**What to do**
Convert the rows from the line containing "sidebar-item-label: Dashboard: [28, 107, 87, 121]" through the line containing "cell-uang-masuk: Rp. 0: [471, 542, 622, 570]", both included, into a JSON list of strings with one string per line. Leave out any blank lines.

++++

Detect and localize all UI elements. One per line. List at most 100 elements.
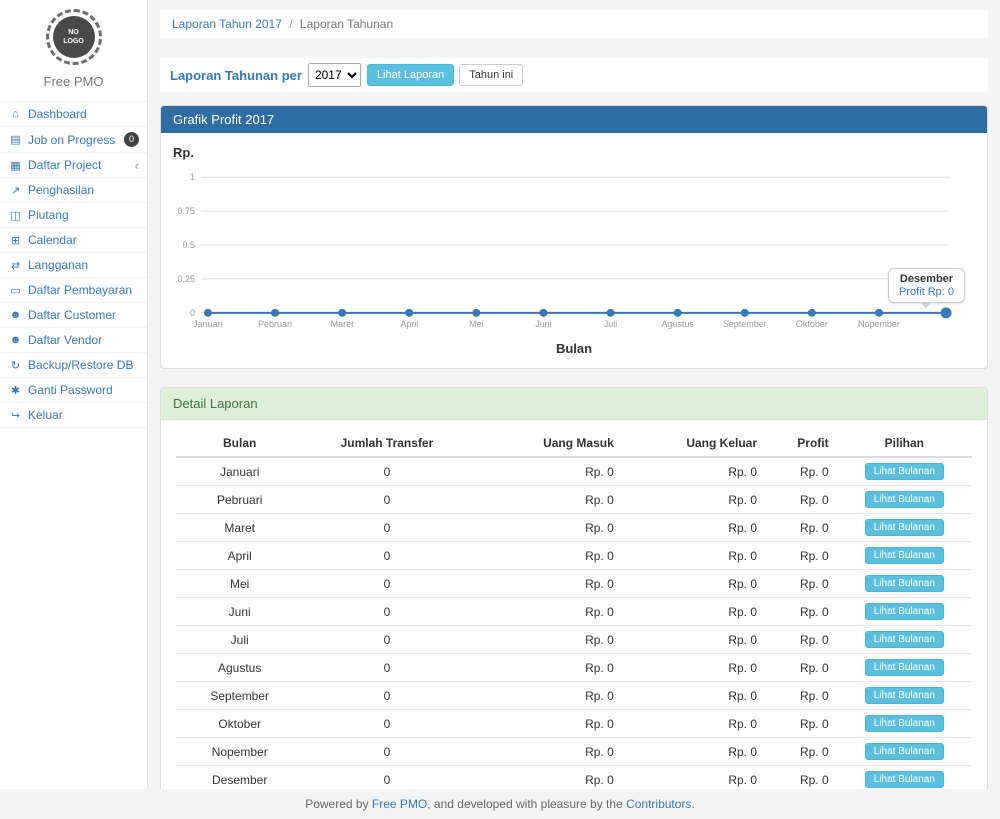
sidebar-item-label: Dashboard: [28, 107, 87, 121]
cell-uang-keluar: Rp. 0: [622, 710, 765, 738]
cell-jumlah-transfer: 0: [303, 766, 470, 790]
sidebar-item-calendar[interactable]: ⊞ Calendar: [0, 228, 147, 253]
column-header-uang-keluar: Uang Keluar: [622, 430, 765, 457]
table-row: Mei0Rp. 0Rp. 0Rp. 0Lihat Bulanan: [176, 570, 972, 598]
chart-tooltip: Desember Profit Rp: 0: [888, 268, 965, 303]
cell-profit: Rp. 0: [765, 486, 837, 514]
year-select[interactable]: 2017: [308, 63, 361, 87]
sidebar-item-langganan[interactable]: ⇄Langganan: [0, 253, 147, 278]
lihat-bulanan-button[interactable]: Lihat Bulanan: [865, 547, 944, 564]
footer: Powered by Free PMO, and developed with …: [0, 789, 1000, 819]
free-pmo-link[interactable]: Free PMO: [372, 797, 427, 811]
cell-jumlah-transfer: 0: [303, 570, 470, 598]
lihat-bulanan-button[interactable]: Lihat Bulanan: [865, 715, 944, 732]
chevron-left-icon: ‹: [135, 159, 139, 172]
sidebar-item-daftar-project[interactable]: ▦Daftar Project‹: [0, 153, 147, 178]
dashboard-icon: ⌂: [8, 108, 23, 120]
column-header-bulan: Bulan: [176, 430, 303, 457]
sidebar-item-label: Daftar Customer: [28, 308, 116, 322]
cell-profit: Rp. 0: [765, 710, 837, 738]
cell-profit: Rp. 0: [765, 654, 837, 682]
cell-profit: Rp. 0: [765, 682, 837, 710]
cell-bulan: Agustus: [176, 654, 303, 682]
cell-uang-keluar: Rp. 0: [622, 542, 765, 570]
cell-uang-keluar: Rp. 0: [622, 654, 765, 682]
cell-pilihan: Lihat Bulanan: [837, 542, 972, 570]
tahun-ini-button[interactable]: Tahun ini: [459, 64, 523, 86]
lihat-bulanan-button[interactable]: Lihat Bulanan: [865, 687, 944, 704]
cell-jumlah-transfer: 0: [303, 738, 470, 766]
sidebar-item-daftar-vendor[interactable]: ☻Daftar Vendor: [0, 328, 147, 353]
lihat-bulanan-button[interactable]: Lihat Bulanan: [865, 771, 944, 788]
table-header-row: BulanJumlah TransferUang MasukUang Kelua…: [176, 430, 972, 457]
cell-uang-masuk: Rp. 0: [471, 542, 622, 570]
lihat-bulanan-button[interactable]: Lihat Bulanan: [865, 519, 944, 536]
svg-text:1: 1: [190, 172, 195, 182]
tooltip-profit-value: Profit Rp: 0: [899, 286, 954, 298]
table-row: Pebruari0Rp. 0Rp. 0Rp. 0Lihat Bulanan: [176, 486, 972, 514]
cell-bulan: Pebruari: [176, 486, 303, 514]
cell-uang-masuk: Rp. 0: [471, 514, 622, 542]
table-row: April0Rp. 0Rp. 0Rp. 0Lihat Bulanan: [176, 542, 972, 570]
table-row: Nopember0Rp. 0Rp. 0Rp. 0Lihat Bulanan: [176, 738, 972, 766]
cell-pilihan: Lihat Bulanan: [837, 514, 972, 542]
lihat-bulanan-button[interactable]: Lihat Bulanan: [865, 575, 944, 592]
money-icon: ◫: [8, 209, 23, 222]
sidebar-item-penghasilan[interactable]: ↗Penghasilan: [0, 178, 147, 203]
table-row: Januari0Rp. 0Rp. 0Rp. 0Lihat Bulanan: [176, 457, 972, 486]
table-row: Oktober0Rp. 0Rp. 0Rp. 0Lihat Bulanan: [176, 710, 972, 738]
cell-uang-keluar: Rp. 0: [622, 570, 765, 598]
cell-uang-keluar: Rp. 0: [622, 626, 765, 654]
lihat-laporan-button[interactable]: Lihat Laporan: [367, 64, 454, 86]
credit-card-icon: ▭: [8, 284, 23, 297]
sidebar-item-label: Daftar Vendor: [28, 333, 102, 347]
cell-profit: Rp. 0: [765, 598, 837, 626]
sidebar-item-ganti-password[interactable]: ✱Ganti Password: [0, 378, 147, 403]
table-row: Juni0Rp. 0Rp. 0Rp. 0Lihat Bulanan: [176, 598, 972, 626]
cell-jumlah-transfer: 0: [303, 542, 470, 570]
chart-line-icon: ↗: [8, 184, 23, 197]
footer-text: .: [691, 797, 694, 811]
svg-text:April: April: [400, 319, 418, 329]
sidebar-item-daftar-customer[interactable]: ☻Daftar Customer: [0, 303, 147, 328]
breadcrumb-link-laporan-tahun[interactable]: Laporan Tahun 2017: [172, 17, 282, 31]
lihat-bulanan-button[interactable]: Lihat Bulanan: [865, 463, 944, 480]
calendar-icon: ⊞: [8, 234, 23, 247]
breadcrumb-current: Laporan Tahunan: [300, 17, 393, 31]
column-header-jumlah-transfer: Jumlah Transfer: [303, 430, 470, 457]
sidebar-menu: ⌂ Dashboard ▤Job on Progress0▦Daftar Proje…: [0, 101, 147, 428]
svg-text:September: September: [723, 319, 767, 329]
contributors-link[interactable]: Contributors: [626, 797, 691, 811]
sidebar-item-daftar-pembayaran[interactable]: ▭Daftar Pembayaran: [0, 278, 147, 303]
sidebar-item-keluar[interactable]: ↪Keluar: [0, 403, 147, 428]
cell-profit: Rp. 0: [765, 766, 837, 790]
cell-uang-masuk: Rp. 0: [471, 598, 622, 626]
lihat-bulanan-button[interactable]: Lihat Bulanan: [865, 603, 944, 620]
sidebar-item-piutang[interactable]: ◫Piutang: [0, 203, 147, 228]
cell-jumlah-transfer: 0: [303, 598, 470, 626]
lihat-bulanan-button[interactable]: Lihat Bulanan: [865, 491, 944, 508]
sidebar-item-label: Job on Progress: [28, 133, 115, 147]
sidebar: NO LOGO Free PMO ⌂Dashboard▤Job on Progr…: [0, 0, 148, 789]
cell-uang-masuk: Rp. 0: [471, 626, 622, 654]
cell-uang-masuk: Rp. 0: [471, 570, 622, 598]
sidebar-item-dashboard[interactable]: ⌂ Dashboard: [0, 102, 147, 127]
sidebar-item-backup-restore-db[interactable]: ↻Backup/Restore DB: [0, 353, 147, 378]
cell-jumlah-transfer: 0: [303, 654, 470, 682]
cell-uang-masuk: Rp. 0: [471, 682, 622, 710]
lihat-bulanan-button[interactable]: Lihat Bulanan: [865, 743, 944, 760]
lihat-bulanan-button[interactable]: Lihat Bulanan: [865, 659, 944, 676]
chart-y-axis-title: Rp.: [173, 145, 194, 160]
sidebar-item-job-on-progress[interactable]: ▤Job on Progress0: [0, 127, 147, 153]
cell-bulan: Januari: [176, 457, 303, 486]
table-row: Desember0Rp. 0Rp. 0Rp. 0Lihat Bulanan: [176, 766, 972, 790]
svg-text:Juni: Juni: [535, 319, 551, 329]
sidebar-item-label: Calendar: [28, 233, 77, 247]
table-row: Juli0Rp. 0Rp. 0Rp. 0Lihat Bulanan: [176, 626, 972, 654]
lihat-bulanan-button[interactable]: Lihat Bulanan: [865, 631, 944, 648]
cell-bulan: Nopember: [176, 738, 303, 766]
cell-jumlah-transfer: 0: [303, 514, 470, 542]
cell-uang-masuk: Rp. 0: [471, 457, 622, 486]
brand-name: Free PMO: [0, 74, 147, 89]
cell-uang-masuk: Rp. 0: [471, 654, 622, 682]
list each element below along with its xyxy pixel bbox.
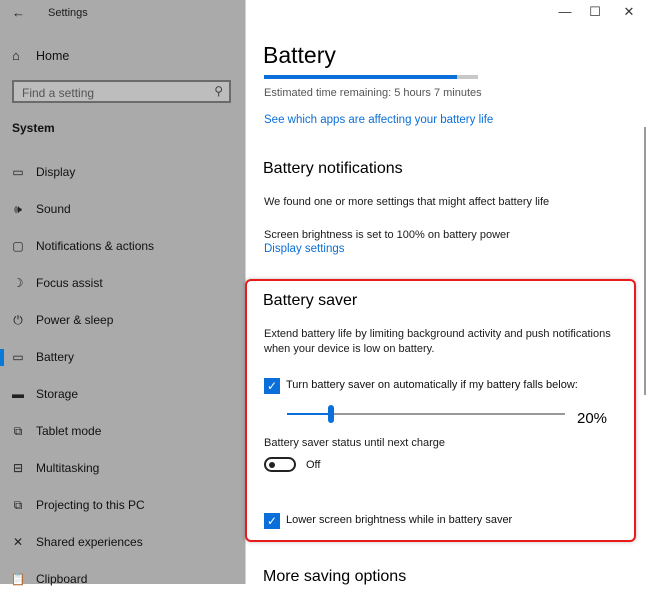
sound-icon: 🕪 [14, 201, 22, 216]
sidebar-item-label: Power & sleep [36, 313, 114, 327]
sidebar-item-label: Battery [36, 350, 75, 364]
sidebar-item-label: Sound [36, 202, 71, 216]
battery-icon: ▭ [12, 350, 24, 364]
sidebar-item-label: Tablet mode [36, 424, 102, 438]
search-icon[interactable]: ⚲ [214, 84, 223, 98]
apps-affecting-battery-link[interactable]: See which apps are affecting your batter… [264, 114, 493, 126]
section-label-system: System [12, 121, 55, 135]
sidebar-item-label: Shared experiences [36, 535, 143, 549]
power-sleep-icon: ⏻ [13, 312, 23, 327]
more-saving-options-heading: More saving options [263, 568, 407, 585]
sidebar-item-shared-experiences[interactable]: ✕ Shared experiences [0, 527, 245, 557]
saver-status-toggle-label: Off [306, 459, 321, 471]
sidebar-item-display[interactable]: ▭ Display [0, 157, 245, 187]
notifications-actions-icon: ▢ [12, 239, 24, 253]
nav-home[interactable]: ⌂ Home [12, 48, 69, 63]
auto-battery-saver-label: Turn battery saver on automatically if m… [286, 379, 578, 391]
shared-experiences-icon: ✕ [12, 535, 24, 549]
scrollbar[interactable] [644, 127, 646, 395]
sidebar: ← Settings ⌂ Home Find a setting ⚲ Syste… [0, 0, 245, 586]
sidebar-item-projecting-to-this-pc[interactable]: ⧉ Projecting to this PC [0, 490, 245, 520]
search-input[interactable]: Find a setting ⚲ [12, 80, 231, 103]
maximize-button[interactable]: ☐ [585, 4, 605, 20]
sidebar-item-sound[interactable]: 🕪 Sound [0, 194, 245, 224]
app-title: Settings [48, 7, 88, 19]
threshold-value: 20% [577, 410, 608, 427]
nav-home-label: Home [36, 48, 70, 63]
settings-found-text: We found one or more settings that might… [264, 196, 550, 208]
minimize-button[interactable]: — [555, 4, 575, 19]
lower-brightness-label: Lower screen brightness while in battery… [286, 514, 513, 526]
threshold-slider[interactable] [287, 405, 565, 423]
display-icon: ▭ [12, 165, 24, 179]
brightness-text: Screen brightness is set to 100% on batt… [264, 229, 510, 241]
threshold-slider-fill [287, 413, 331, 415]
home-icon: ⌂ [12, 48, 20, 63]
sidebar-item-label: Multitasking [36, 461, 100, 475]
sidebar-item-label: Projecting to this PC [36, 498, 145, 512]
sidebar-item-multitasking[interactable]: ⊟ Multitasking [0, 453, 245, 483]
checkmark-icon: ✓ [266, 514, 278, 528]
battery-saver-heading: Battery saver [263, 292, 358, 309]
lower-brightness-checkbox[interactable]: ✓ [264, 513, 280, 529]
selected-indicator [0, 349, 4, 366]
sidebar-item-label: Focus assist [36, 276, 103, 290]
auto-battery-saver-checkbox[interactable]: ✓ [264, 378, 280, 394]
sidebar-item-notifications-actions[interactable]: ▢ Notifications & actions [0, 231, 245, 261]
storage-icon: ▬ [12, 387, 24, 401]
battery-saver-description-2: when your device is low on battery. [264, 343, 435, 355]
sidebar-item-focus-assist[interactable]: ☽ Focus assist [0, 268, 245, 298]
saver-status-label: Battery saver status until next charge [264, 437, 445, 449]
sidebar-item-label: Display [36, 165, 76, 179]
toggle-knob [269, 461, 275, 468]
saver-status-toggle[interactable] [264, 457, 296, 472]
multitasking-icon: ⊟ [12, 461, 24, 475]
back-arrow-icon[interactable]: ← [12, 5, 25, 20]
sidebar-item-label: Notifications & actions [36, 239, 155, 253]
sidebar-item-storage[interactable]: ▬ Storage [0, 379, 245, 409]
sidebar-item-battery[interactable]: ▭ Battery [0, 342, 245, 372]
sidebar-item-tablet-mode[interactable]: ⧉ Tablet mode [0, 416, 245, 446]
focus-assist-icon: ☽ [12, 276, 24, 290]
battery-level-bar [264, 75, 478, 79]
battery-notifications-heading: Battery notifications [263, 160, 403, 177]
sidebar-item-label: Storage [36, 387, 79, 401]
page-title: Battery [263, 42, 336, 68]
search-placeholder: Find a setting [22, 86, 95, 100]
tablet-mode-icon: ⧉ [13, 423, 23, 438]
estimated-time: Estimated time remaining: 5 hours 7 minu… [264, 87, 482, 99]
projecting-to-this-pc-icon: ⧉ [13, 497, 23, 512]
sidebar-item-clipboard[interactable]: 📋 Clipboard [0, 564, 245, 594]
close-button[interactable]: ✕ [619, 4, 639, 20]
battery-level-fill [264, 75, 457, 79]
sidebar-item-power-sleep[interactable]: ⏻ Power & sleep [0, 305, 245, 335]
checkmark-icon: ✓ [266, 379, 278, 393]
battery-saver-description-1: Extend battery life by limiting backgrou… [264, 328, 611, 340]
display-settings-link[interactable]: Display settings [264, 243, 345, 255]
threshold-slider-thumb[interactable] [327, 405, 334, 423]
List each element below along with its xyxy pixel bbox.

++++

**Reply to the exercise**
[
  "sidebar-item-label: Dashboard: [28, 107, 87, 121]",
  "cell-uang-keluar: Rp. 0: [622, 710, 765, 738]",
  "cell-jumlah-transfer: 0: [303, 766, 470, 790]",
  "sidebar-item-calendar[interactable]: ⊞ Calendar: [0, 228, 147, 253]",
  "column-header-uang-keluar: Uang Keluar: [622, 430, 765, 457]",
  "table-row: Mei0Rp. 0Rp. 0Rp. 0Lihat Bulanan: [176, 570, 972, 598]",
  "chart-tooltip: Desember Profit Rp: 0: [888, 268, 965, 303]",
  "cell-profit: Rp. 0: [765, 486, 837, 514]",
  "year-select[interactable]: 2017: [308, 63, 361, 87]",
  "sidebar-item-langganan[interactable]: ⇄Langganan: [0, 253, 147, 278]",
  "lihat-bulanan-button[interactable]: Lihat Bulanan: [865, 547, 944, 564]",
  "footer: Powered by Free PMO, and developed with …: [0, 789, 1000, 819]",
  "free-pmo-link[interactable]: Free PMO: [372, 797, 427, 811]",
  "cell-jumlah-transfer: 0: [303, 570, 470, 598]",
  "lihat-bulanan-button[interactable]: Lihat Bulanan: [865, 715, 944, 732]",
  "chevron-left-icon: ‹: [135, 159, 139, 172]",
  "sidebar-item-daftar-project[interactable]: ▦Daftar Project‹: [0, 153, 147, 178]",
  "dashboard-icon: ⌂: [8, 108, 23, 120]",
  "column-header-bulan: Bulan: [176, 430, 303, 457]",
  "sidebar-item-label: Daftar Customer: [28, 308, 116, 322]",
  "cell-profit: Rp. 0: [765, 710, 837, 738]",
  "cell-profit: Rp. 0: [765, 654, 837, 682]",
  "cell-profit: Rp. 0: [765, 682, 837, 710]",
  "cell-bulan: Agustus: [176, 654, 303, 682]",
  "cell-uang-keluar: Rp. 0: [622, 542, 765, 570]",
  "cell-uang-keluar: Rp. 0: [622, 654, 765, 682]",
  "cell-pilihan: Lihat Bulanan: [837, 542, 972, 570]",
  "tahun-ini-button[interactable]: Tahun ini: [459, 64, 523, 86]",
  "lihat-bulanan-button[interactable]: Lihat Bulanan: [865, 687, 944, 704]",
  "cell-jumlah-transfer: 0: [303, 738, 470, 766]",
  "sidebar-item-daftar-vendor[interactable]: ☻Daftar Vendor: [0, 328, 147, 353]",
  "lihat-bulanan-button[interactable]: Lihat Bulanan: [865, 771, 944, 788]",
  "table-header-row: BulanJumlah TransferUang MasukUang Kelua…: [176, 430, 972, 457]",
  "cell-uang-masuk: Rp. 0: [471, 542, 622, 570]"
]